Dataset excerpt
....
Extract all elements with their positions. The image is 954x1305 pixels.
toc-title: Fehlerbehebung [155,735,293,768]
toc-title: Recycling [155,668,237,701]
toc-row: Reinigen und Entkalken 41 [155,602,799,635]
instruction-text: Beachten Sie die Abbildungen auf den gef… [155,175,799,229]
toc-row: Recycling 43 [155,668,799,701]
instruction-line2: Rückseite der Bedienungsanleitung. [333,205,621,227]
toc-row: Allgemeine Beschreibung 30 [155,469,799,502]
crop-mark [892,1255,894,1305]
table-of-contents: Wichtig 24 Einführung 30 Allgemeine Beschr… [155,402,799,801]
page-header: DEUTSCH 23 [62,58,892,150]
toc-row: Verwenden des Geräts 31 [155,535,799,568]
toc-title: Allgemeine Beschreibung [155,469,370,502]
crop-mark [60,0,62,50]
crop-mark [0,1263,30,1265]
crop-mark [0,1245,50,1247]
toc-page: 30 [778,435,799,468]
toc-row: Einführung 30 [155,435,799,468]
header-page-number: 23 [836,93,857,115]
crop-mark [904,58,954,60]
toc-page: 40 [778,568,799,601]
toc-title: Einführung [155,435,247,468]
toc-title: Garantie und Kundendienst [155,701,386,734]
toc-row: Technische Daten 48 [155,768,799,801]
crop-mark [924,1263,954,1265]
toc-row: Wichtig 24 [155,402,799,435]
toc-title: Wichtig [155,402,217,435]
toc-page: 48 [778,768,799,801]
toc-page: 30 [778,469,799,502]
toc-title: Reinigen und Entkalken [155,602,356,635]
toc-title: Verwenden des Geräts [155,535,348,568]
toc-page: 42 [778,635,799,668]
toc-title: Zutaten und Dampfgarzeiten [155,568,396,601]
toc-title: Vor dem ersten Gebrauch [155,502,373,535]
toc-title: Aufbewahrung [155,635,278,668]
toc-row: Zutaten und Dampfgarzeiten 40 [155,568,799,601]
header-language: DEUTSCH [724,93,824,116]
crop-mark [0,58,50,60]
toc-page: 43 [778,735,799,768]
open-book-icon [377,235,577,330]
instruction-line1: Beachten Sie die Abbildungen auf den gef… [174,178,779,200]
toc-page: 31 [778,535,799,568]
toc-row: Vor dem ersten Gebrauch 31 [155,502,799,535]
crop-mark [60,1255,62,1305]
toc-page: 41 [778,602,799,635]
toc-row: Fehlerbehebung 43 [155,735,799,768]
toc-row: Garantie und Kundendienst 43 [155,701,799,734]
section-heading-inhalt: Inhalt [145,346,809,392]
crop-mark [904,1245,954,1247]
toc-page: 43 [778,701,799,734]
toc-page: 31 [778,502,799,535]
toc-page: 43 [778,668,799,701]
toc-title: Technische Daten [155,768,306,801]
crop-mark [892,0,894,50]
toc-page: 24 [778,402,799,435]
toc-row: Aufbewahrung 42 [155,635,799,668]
....
*WORK TO DO:*
Quote every line of these records word for word.

*SOLUTION:*
Extract all elements with their positions. The image is 954x1305 pixels.
toc-title: Fehlerbehebung [155,735,293,768]
toc-title: Recycling [155,668,237,701]
toc-row: Reinigen und Entkalken 41 [155,602,799,635]
instruction-text: Beachten Sie die Abbildungen auf den gef… [155,175,799,229]
toc-row: Recycling 43 [155,668,799,701]
instruction-line2: Rückseite der Bedienungsanleitung. [333,205,621,227]
toc-row: Allgemeine Beschreibung 30 [155,469,799,502]
crop-mark [892,1255,894,1305]
table-of-contents: Wichtig 24 Einführung 30 Allgemeine Beschr… [155,402,799,801]
page-header: DEUTSCH 23 [62,58,892,150]
toc-row: Verwenden des Geräts 31 [155,535,799,568]
toc-title: Allgemeine Beschreibung [155,469,370,502]
crop-mark [60,0,62,50]
crop-mark [0,1263,30,1265]
crop-mark [0,1245,50,1247]
toc-page: 30 [778,435,799,468]
toc-row: Einführung 30 [155,435,799,468]
header-page-number: 23 [836,93,857,115]
crop-mark [904,58,954,60]
toc-page: 40 [778,568,799,601]
toc-title: Einführung [155,435,247,468]
toc-title: Garantie und Kundendienst [155,701,386,734]
toc-row: Technische Daten 48 [155,768,799,801]
crop-mark [924,1263,954,1265]
toc-row: Wichtig 24 [155,402,799,435]
toc-title: Wichtig [155,402,217,435]
toc-page: 48 [778,768,799,801]
toc-page: 30 [778,469,799,502]
toc-title: Reinigen und Entkalken [155,602,356,635]
toc-title: Verwenden des Geräts [155,535,348,568]
toc-page: 42 [778,635,799,668]
toc-title: Zutaten und Dampfgarzeiten [155,568,396,601]
toc-title: Vor dem ersten Gebrauch [155,502,373,535]
toc-title: Aufbewahrung [155,635,278,668]
toc-row: Zutaten und Dampfgarzeiten 40 [155,568,799,601]
header-language: DEUTSCH [724,93,824,116]
crop-mark [0,58,50,60]
toc-page: 43 [778,735,799,768]
open-book-icon [377,235,577,330]
instruction-line1: Beachten Sie die Abbildungen auf den gef… [174,178,779,200]
toc-page: 31 [778,535,799,568]
toc-row: Vor dem ersten Gebrauch 31 [155,502,799,535]
crop-mark [60,1255,62,1305]
toc-page: 41 [778,602,799,635]
toc-row: Fehlerbehebung 43 [155,735,799,768]
toc-row: Garantie und Kundendienst 43 [155,701,799,734]
section-heading-inhalt: Inhalt [145,346,809,392]
crop-mark [904,1245,954,1247]
toc-page: 43 [778,701,799,734]
toc-page: 31 [778,502,799,535]
toc-page: 43 [778,668,799,701]
toc-title: Technische Daten [155,768,306,801]
crop-mark [892,0,894,50]
toc-page: 24 [778,402,799,435]
toc-row: Aufbewahrung 42 [155,635,799,668]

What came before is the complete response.